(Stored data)
################
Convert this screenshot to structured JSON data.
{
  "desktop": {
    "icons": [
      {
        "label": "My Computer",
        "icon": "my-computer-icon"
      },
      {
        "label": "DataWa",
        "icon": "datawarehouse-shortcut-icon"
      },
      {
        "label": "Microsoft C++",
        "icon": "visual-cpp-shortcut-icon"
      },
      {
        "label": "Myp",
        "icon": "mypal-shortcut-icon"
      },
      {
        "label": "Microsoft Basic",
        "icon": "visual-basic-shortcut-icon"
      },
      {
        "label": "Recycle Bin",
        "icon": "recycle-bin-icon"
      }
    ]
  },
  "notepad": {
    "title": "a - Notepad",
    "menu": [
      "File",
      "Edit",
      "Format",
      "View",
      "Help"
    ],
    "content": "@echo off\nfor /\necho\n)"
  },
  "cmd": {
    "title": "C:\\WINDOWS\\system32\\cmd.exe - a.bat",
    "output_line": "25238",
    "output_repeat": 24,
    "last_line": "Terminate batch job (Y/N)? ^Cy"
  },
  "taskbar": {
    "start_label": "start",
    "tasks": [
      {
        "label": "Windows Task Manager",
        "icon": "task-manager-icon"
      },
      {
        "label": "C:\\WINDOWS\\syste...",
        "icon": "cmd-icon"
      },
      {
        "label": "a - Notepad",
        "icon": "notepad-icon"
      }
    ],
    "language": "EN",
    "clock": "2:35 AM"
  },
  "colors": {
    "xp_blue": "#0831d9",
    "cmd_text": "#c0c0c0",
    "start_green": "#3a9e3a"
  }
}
################
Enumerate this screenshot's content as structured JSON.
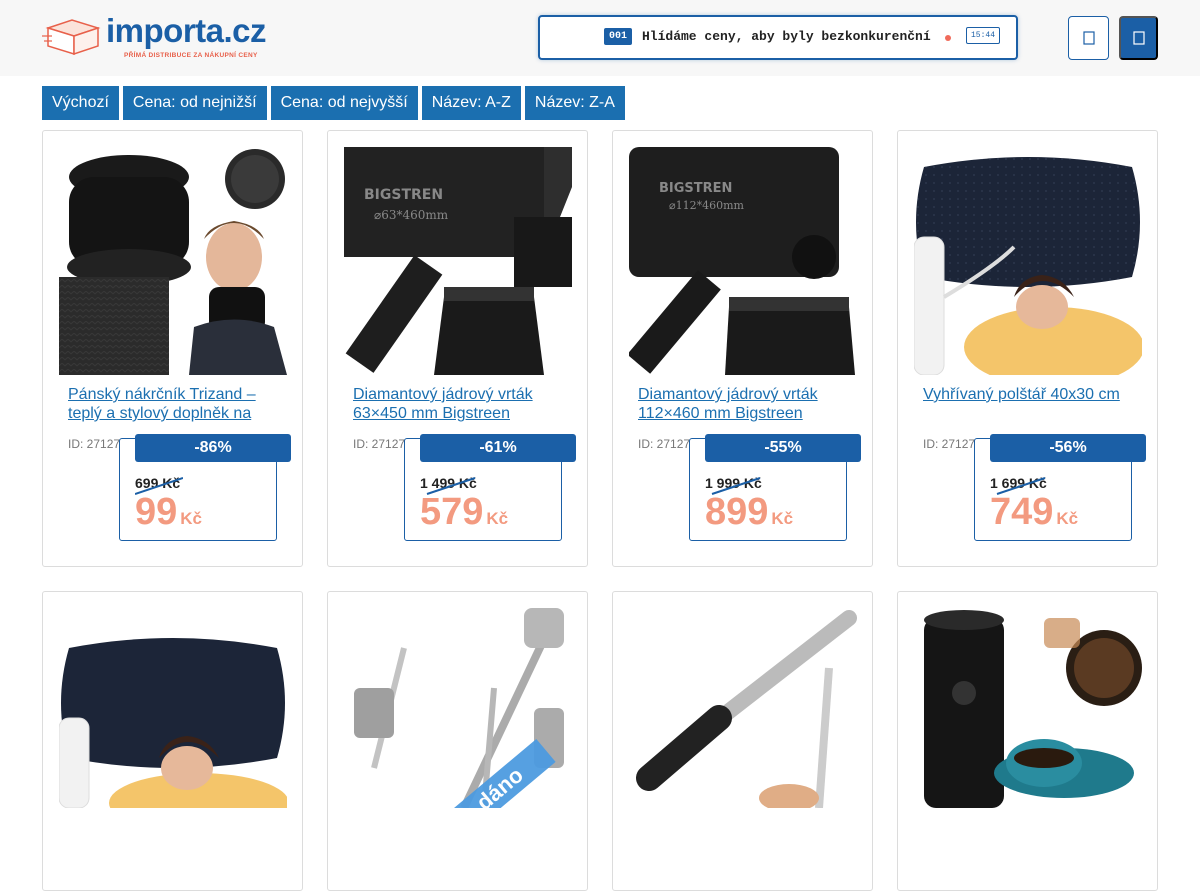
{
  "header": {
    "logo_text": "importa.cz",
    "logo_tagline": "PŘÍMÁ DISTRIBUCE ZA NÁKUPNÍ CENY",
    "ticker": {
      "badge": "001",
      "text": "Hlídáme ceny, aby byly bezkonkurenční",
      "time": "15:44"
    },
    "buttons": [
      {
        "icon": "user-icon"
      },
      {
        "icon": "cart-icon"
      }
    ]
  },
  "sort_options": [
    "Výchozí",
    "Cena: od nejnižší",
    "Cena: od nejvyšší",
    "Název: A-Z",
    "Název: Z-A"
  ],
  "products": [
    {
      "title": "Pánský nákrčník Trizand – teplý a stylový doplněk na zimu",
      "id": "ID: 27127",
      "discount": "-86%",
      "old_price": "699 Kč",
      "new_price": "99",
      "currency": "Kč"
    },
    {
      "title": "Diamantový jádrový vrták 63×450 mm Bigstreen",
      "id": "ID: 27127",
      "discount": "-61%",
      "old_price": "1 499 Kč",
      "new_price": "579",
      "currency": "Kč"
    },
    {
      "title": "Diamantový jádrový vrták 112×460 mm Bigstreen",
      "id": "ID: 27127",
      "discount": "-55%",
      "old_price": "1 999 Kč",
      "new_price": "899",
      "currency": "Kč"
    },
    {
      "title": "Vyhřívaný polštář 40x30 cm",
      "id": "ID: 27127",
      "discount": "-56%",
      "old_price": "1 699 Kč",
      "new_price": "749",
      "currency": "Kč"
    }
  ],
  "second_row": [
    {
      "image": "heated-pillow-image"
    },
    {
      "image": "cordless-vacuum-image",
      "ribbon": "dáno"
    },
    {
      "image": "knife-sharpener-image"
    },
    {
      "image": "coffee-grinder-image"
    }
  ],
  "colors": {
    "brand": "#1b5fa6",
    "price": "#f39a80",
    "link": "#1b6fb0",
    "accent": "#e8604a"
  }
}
################
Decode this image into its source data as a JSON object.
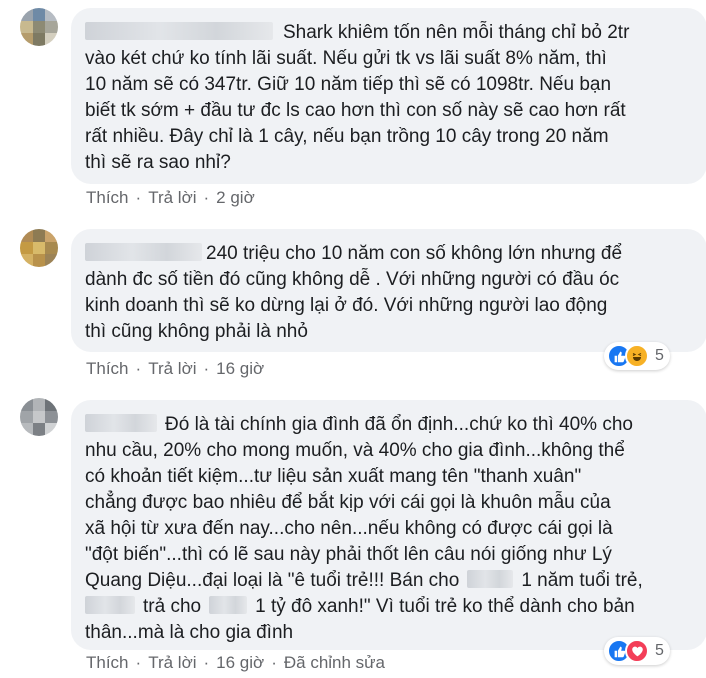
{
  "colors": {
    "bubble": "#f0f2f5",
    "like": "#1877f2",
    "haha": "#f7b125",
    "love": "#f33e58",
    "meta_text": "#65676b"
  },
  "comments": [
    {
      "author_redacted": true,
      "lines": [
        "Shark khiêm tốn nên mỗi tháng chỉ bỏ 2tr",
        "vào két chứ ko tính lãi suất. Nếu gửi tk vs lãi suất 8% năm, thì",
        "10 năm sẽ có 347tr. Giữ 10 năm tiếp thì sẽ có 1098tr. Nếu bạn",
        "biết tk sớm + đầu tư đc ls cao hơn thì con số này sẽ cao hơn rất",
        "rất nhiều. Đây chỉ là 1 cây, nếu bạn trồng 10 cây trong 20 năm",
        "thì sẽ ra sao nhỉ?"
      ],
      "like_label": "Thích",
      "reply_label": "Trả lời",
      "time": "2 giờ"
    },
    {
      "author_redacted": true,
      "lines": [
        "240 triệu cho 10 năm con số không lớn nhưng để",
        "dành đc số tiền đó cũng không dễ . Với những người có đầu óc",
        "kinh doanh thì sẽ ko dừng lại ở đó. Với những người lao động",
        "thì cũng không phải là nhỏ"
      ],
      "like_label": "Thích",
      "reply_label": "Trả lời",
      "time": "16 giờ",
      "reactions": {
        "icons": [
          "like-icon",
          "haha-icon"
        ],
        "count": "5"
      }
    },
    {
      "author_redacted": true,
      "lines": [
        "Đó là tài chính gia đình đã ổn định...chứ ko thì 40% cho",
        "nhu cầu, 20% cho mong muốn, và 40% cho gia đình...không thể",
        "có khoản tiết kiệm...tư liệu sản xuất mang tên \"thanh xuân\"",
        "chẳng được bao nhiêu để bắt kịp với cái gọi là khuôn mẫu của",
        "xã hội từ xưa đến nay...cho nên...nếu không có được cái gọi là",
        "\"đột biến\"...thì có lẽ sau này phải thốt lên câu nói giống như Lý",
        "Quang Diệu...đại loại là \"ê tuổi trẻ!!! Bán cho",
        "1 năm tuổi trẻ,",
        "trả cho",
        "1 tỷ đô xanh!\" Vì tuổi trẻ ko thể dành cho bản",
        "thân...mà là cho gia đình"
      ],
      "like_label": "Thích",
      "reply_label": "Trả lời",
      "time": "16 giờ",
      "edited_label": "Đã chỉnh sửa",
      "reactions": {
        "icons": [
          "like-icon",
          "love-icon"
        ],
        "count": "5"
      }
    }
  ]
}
################
Prompt.
Copy out the lines that hold "người".

Task output.
        "dành đc số tiền đó cũng không dễ . Với những người có đầu óc",
        "kinh doanh thì sẽ ko dừng lại ở đó. Với những người lao động",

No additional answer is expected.